[Extracted data entries]

═══

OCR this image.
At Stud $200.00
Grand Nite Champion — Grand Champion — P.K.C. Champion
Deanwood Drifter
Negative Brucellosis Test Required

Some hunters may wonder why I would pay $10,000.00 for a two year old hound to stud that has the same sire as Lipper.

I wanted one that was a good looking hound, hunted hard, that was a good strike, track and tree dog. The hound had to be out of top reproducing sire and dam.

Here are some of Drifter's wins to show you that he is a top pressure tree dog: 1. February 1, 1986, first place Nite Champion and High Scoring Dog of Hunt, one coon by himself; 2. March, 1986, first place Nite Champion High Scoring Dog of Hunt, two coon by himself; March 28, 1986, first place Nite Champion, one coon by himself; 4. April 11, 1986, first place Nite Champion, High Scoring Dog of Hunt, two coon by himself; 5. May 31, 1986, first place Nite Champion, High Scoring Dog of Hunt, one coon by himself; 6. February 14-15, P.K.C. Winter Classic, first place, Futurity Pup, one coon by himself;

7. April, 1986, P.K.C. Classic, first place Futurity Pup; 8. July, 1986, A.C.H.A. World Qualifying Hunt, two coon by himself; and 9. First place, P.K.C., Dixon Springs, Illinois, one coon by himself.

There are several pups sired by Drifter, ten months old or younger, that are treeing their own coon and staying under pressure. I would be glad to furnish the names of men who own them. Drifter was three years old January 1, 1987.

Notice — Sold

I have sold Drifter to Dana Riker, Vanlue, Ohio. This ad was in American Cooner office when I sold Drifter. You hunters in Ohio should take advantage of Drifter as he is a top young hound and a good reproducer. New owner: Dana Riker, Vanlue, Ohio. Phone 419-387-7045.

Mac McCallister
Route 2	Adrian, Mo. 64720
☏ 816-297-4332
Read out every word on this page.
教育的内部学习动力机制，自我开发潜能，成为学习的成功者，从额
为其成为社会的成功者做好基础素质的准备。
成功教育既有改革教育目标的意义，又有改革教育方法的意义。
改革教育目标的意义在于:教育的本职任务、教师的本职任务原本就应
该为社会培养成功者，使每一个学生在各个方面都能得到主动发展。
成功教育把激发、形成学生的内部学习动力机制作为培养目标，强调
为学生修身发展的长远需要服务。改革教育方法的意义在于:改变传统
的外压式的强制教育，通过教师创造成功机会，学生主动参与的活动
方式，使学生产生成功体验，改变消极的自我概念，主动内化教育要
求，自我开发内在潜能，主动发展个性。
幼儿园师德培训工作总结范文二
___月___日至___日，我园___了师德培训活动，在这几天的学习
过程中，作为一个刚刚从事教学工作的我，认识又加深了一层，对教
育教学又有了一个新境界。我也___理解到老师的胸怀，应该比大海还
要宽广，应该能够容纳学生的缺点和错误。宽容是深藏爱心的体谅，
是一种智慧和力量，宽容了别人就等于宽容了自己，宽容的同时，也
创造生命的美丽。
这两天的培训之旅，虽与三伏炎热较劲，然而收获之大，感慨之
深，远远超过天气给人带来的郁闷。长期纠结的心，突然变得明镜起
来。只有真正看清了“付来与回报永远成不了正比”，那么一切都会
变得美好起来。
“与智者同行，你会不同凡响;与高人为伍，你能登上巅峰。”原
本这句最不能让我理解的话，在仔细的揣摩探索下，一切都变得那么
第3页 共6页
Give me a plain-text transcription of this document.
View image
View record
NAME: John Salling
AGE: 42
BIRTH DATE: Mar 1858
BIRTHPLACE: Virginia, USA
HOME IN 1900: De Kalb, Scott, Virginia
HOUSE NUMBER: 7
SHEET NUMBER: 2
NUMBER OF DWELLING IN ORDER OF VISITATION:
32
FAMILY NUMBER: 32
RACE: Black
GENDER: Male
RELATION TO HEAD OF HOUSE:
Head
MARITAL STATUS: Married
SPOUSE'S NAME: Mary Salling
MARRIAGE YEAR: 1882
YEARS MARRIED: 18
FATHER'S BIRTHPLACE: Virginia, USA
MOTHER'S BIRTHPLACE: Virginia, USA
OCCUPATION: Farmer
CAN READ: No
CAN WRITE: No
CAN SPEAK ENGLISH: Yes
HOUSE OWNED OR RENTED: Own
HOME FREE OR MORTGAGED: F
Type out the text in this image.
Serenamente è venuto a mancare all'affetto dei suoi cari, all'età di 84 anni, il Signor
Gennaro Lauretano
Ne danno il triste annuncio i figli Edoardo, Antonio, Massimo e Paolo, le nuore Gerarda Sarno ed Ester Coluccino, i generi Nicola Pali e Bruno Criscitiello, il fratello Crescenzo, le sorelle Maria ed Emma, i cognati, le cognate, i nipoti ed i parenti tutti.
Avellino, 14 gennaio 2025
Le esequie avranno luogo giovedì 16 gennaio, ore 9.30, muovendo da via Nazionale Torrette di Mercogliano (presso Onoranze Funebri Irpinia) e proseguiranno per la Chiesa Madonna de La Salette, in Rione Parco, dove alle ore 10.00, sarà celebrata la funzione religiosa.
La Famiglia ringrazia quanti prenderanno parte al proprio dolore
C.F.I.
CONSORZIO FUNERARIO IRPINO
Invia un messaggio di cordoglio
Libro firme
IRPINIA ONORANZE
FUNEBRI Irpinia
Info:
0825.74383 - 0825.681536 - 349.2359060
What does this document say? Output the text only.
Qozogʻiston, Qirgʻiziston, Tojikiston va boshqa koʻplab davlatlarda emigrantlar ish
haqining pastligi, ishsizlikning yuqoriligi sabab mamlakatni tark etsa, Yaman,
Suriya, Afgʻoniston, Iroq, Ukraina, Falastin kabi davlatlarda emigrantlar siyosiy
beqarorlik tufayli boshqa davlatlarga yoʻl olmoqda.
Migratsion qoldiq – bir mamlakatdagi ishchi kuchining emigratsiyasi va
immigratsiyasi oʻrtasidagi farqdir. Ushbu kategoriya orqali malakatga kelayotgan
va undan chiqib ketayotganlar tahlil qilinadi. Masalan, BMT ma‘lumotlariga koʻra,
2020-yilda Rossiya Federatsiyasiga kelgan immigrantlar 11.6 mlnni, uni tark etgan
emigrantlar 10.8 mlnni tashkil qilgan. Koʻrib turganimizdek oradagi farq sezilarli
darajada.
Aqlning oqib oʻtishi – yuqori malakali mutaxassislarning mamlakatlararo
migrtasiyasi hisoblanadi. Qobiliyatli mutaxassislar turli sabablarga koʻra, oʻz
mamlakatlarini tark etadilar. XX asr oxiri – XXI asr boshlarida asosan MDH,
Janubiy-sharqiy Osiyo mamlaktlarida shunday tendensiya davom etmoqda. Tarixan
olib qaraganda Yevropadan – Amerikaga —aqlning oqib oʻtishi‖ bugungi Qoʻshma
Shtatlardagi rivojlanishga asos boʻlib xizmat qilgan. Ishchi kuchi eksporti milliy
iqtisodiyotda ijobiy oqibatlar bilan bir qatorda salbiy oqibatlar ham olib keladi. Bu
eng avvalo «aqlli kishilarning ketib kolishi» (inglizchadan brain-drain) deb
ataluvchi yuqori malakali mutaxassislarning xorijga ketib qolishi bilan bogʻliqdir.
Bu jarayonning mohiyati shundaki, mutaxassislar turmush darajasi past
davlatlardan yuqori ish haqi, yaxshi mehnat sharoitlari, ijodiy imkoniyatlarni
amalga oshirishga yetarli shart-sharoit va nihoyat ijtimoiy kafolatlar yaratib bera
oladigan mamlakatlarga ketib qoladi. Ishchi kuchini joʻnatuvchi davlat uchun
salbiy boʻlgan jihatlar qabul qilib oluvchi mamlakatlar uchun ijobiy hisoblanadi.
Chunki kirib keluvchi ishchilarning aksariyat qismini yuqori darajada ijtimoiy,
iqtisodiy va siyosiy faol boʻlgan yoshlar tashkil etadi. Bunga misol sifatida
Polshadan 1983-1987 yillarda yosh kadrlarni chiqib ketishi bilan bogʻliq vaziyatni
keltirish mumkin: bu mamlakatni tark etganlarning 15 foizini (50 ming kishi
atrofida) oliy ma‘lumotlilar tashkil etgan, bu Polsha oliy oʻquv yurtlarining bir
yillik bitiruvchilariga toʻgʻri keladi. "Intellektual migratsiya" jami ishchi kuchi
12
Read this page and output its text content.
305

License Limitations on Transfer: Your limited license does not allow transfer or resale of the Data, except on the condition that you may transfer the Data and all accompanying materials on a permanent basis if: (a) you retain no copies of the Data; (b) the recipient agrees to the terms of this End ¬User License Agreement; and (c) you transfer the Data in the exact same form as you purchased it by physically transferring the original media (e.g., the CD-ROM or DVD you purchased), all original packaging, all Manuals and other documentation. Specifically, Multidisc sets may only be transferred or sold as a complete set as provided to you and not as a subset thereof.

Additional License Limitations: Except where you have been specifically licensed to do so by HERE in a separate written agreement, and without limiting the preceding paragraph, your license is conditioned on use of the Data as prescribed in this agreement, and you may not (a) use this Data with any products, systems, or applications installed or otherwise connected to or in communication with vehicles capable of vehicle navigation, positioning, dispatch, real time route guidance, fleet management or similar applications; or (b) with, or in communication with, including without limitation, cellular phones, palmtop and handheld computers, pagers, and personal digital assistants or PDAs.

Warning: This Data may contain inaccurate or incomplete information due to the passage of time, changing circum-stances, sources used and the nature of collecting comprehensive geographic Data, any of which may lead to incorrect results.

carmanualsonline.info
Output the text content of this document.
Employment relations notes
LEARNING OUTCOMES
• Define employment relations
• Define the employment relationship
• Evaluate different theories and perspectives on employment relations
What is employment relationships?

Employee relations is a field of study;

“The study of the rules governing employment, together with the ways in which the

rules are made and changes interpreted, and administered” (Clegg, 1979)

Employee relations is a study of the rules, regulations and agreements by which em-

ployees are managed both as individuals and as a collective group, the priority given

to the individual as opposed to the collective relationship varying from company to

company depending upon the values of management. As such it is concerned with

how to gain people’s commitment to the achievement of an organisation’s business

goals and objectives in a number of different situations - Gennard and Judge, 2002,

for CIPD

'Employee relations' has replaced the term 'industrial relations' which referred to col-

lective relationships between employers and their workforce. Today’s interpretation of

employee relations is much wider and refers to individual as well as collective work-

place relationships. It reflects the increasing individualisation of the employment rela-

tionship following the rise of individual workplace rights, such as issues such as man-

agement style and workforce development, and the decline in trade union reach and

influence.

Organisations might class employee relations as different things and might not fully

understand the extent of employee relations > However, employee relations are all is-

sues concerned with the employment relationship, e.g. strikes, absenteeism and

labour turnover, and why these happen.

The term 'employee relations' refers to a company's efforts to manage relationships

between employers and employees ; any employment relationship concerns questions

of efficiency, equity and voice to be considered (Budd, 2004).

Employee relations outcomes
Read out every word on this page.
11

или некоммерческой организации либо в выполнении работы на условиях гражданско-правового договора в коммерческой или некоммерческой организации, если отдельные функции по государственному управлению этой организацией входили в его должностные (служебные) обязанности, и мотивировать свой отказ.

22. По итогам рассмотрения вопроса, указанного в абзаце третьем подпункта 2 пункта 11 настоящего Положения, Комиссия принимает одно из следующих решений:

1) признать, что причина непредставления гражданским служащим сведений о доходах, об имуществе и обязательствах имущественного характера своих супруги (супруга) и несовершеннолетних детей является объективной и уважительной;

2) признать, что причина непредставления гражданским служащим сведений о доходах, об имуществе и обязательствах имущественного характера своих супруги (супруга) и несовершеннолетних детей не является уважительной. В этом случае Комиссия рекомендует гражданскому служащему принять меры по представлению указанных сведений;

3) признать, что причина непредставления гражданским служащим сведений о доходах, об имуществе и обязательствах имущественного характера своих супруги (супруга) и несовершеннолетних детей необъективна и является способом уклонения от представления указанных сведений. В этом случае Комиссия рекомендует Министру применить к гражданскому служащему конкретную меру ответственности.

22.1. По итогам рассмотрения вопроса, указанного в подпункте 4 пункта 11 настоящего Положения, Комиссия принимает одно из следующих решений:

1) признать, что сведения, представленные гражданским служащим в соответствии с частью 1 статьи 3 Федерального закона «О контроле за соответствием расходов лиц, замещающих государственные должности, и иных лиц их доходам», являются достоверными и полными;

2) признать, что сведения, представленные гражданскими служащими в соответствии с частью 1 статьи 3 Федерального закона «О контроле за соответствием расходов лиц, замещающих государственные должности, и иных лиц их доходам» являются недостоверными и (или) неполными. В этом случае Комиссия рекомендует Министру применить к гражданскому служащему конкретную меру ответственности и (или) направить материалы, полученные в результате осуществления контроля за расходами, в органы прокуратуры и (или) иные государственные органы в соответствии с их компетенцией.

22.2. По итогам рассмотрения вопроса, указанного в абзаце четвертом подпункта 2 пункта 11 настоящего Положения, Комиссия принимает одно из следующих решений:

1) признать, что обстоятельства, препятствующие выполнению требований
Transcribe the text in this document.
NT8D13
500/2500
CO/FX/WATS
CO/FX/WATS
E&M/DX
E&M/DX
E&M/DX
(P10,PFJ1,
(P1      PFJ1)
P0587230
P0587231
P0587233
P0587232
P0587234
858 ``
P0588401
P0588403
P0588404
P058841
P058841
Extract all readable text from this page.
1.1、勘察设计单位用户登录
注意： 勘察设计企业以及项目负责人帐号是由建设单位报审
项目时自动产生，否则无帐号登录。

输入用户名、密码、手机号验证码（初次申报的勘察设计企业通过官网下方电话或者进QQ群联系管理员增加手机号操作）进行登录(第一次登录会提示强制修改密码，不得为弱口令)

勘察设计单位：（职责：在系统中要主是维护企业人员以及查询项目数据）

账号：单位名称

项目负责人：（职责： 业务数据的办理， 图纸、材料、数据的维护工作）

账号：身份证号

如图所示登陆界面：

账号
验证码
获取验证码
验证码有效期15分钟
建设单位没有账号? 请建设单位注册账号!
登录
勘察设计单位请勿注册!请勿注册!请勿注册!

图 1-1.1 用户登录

═══

### Work required
Within the material above, find the lines that contain the word "different"; copy them.

### Final answer
• Evaluate different theories and perspectives on employment relations
goals and objectives in a number of different situations - Gennard and Judge, 2002,
Organisations might class employee relations as different things and might not fully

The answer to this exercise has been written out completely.